SUPPLIED MATERIAL:
::::
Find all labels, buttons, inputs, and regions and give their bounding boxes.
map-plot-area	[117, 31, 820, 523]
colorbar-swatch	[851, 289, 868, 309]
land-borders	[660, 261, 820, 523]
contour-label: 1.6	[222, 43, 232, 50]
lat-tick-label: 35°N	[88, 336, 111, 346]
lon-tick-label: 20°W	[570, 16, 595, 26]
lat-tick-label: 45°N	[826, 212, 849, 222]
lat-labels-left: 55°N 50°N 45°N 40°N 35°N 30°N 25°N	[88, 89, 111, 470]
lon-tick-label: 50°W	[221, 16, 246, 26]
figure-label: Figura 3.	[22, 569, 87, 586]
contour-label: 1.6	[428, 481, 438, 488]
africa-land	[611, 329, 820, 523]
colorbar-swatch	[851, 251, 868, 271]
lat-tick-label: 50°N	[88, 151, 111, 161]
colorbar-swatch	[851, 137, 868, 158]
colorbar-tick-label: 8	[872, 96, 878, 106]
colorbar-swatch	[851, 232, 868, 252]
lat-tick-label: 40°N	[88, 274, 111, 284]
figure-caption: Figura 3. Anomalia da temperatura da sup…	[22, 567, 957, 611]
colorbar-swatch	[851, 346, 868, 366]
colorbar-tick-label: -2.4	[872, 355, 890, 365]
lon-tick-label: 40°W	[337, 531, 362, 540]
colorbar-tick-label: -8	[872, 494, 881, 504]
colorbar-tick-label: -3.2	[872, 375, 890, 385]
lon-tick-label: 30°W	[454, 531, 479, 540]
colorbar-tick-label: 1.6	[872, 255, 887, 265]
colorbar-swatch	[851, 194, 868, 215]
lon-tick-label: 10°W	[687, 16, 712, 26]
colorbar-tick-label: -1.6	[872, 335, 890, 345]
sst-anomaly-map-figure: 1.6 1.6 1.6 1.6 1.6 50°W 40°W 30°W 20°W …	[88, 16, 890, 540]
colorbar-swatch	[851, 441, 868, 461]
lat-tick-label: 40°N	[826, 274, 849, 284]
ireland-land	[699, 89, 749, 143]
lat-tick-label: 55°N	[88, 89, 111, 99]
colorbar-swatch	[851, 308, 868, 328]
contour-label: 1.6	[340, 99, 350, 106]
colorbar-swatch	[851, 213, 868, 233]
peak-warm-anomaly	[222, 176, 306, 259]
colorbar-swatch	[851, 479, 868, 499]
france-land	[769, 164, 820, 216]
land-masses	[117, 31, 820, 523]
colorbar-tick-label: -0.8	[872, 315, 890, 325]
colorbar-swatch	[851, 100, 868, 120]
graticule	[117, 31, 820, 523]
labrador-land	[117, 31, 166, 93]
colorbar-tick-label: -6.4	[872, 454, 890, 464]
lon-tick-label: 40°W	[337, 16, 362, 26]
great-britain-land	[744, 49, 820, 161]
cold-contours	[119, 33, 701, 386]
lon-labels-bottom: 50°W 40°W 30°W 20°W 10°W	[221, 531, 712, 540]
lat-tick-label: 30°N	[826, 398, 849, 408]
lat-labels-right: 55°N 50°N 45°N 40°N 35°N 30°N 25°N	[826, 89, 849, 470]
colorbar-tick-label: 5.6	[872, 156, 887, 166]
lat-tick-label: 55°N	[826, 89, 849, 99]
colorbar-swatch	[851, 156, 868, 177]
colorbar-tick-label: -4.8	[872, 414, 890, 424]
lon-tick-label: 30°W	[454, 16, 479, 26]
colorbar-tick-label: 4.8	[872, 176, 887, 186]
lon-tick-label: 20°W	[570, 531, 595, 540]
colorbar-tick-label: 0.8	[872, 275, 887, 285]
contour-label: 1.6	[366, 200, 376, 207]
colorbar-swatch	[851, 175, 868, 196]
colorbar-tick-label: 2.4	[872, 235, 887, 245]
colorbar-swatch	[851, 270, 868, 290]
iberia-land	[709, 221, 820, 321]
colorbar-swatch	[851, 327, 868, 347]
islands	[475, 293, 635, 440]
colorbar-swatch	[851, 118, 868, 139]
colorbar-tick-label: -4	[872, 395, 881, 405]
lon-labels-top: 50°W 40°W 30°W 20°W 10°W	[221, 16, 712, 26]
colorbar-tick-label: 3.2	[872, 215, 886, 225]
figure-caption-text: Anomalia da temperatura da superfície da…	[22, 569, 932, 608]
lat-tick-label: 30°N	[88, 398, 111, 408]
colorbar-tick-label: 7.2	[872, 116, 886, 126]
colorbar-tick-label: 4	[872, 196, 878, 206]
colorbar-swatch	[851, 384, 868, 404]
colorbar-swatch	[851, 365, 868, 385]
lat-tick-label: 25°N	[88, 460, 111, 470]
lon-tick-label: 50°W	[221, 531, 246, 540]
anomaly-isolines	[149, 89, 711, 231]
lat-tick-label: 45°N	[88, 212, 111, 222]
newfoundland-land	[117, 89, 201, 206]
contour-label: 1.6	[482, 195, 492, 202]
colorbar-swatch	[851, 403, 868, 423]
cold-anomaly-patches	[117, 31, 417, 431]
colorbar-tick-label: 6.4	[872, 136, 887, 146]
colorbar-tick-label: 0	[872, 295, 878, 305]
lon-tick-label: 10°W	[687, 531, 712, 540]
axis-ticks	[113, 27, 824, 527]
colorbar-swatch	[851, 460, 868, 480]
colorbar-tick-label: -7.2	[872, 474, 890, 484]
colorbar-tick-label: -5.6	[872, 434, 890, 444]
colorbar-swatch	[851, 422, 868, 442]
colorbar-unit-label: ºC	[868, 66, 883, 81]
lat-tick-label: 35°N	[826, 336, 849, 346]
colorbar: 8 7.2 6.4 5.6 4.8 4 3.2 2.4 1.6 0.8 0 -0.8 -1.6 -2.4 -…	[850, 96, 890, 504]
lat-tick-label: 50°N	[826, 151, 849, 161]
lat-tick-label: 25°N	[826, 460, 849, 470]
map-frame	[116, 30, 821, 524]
::::
TASK: Turn the records into a numbered list, from their first line through the line that contains "151, 111, 161]", and leave out any blank lines.

EXPECTED ANSWER:
1. Find all labels, buttons, inputs, and regions and give their bounding boxes.
2. map-plot-area	[117, 31, 820, 523]
3. colorbar-swatch	[851, 289, 868, 309]
4. land-borders	[660, 261, 820, 523]
5. contour-label: 1.6	[222, 43, 232, 50]
6. lat-tick-label: 35°N	[88, 336, 111, 346]
7. lon-tick-label: 20°W	[570, 16, 595, 26]
8. lat-tick-label: 45°N	[826, 212, 849, 222]
9. lat-labels-left: 55°N 50°N 45°N 40°N 35°N 30°N 25°N	[88, 89, 111, 470]
10. lon-tick-label: 50°W	[221, 16, 246, 26]
11. figure-label: Figura 3.	[22, 569, 87, 586]
12. contour-label: 1.6	[428, 481, 438, 488]
13. africa-land	[611, 329, 820, 523]
14. colorbar-swatch	[851, 251, 868, 271]
15. lat-tick-label: 50°N	[88, 151, 111, 161]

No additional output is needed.